### Records
•••••

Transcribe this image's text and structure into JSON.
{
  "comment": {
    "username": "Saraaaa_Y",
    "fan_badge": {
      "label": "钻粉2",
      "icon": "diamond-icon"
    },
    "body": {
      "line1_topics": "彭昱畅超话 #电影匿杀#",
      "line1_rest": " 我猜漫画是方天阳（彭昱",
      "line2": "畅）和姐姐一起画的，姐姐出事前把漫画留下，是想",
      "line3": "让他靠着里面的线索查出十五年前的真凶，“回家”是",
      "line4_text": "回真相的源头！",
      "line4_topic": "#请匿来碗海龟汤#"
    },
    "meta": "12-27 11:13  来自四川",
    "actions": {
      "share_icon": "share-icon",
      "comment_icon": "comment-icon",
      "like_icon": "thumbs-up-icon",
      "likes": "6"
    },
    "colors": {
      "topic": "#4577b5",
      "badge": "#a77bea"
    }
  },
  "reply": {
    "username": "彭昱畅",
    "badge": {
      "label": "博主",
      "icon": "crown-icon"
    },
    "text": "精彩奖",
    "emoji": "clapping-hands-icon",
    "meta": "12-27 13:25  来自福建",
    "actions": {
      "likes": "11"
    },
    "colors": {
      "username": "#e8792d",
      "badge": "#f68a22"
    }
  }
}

•••••

### Task description
Output each entry precisely as given.

### Final result
Transcribe this image's text and structure into JSON.
{
  "comment": {
    "username": "Saraaaa_Y",
    "fan_badge": {
      "label": "钻粉2",
      "icon": "diamond-icon"
    },
    "body": {
      "line1_topics": "彭昱畅超话 #电影匿杀#",
      "line1_rest": " 我猜漫画是方天阳（彭昱",
      "line2": "畅）和姐姐一起画的，姐姐出事前把漫画留下，是想",
      "line3": "让他靠着里面的线索查出十五年前的真凶，“回家”是",
      "line4_text": "回真相的源头！",
      "line4_topic": "#请匿来碗海龟汤#"
    },
    "meta": "12-27 11:13  来自四川",
    "actions": {
      "share_icon": "share-icon",
      "comment_icon": "comment-icon",
      "like_icon": "thumbs-up-icon",
      "likes": "6"
    },
    "colors": {
      "topic": "#4577b5",
      "badge": "#a77bea"
    }
  },
  "reply": {
    "username": "彭昱畅",
    "badge": {
      "label": "博主",
      "icon": "crown-icon"
    },
    "text": "精彩奖",
    "emoji": "clapping-hands-icon",
    "meta": "12-27 13:25  来自福建",
    "actions": {
      "likes": "11"
    },
    "colors": {
      "username": "#e8792d",
      "badge": "#f68a22"
    }
  }
}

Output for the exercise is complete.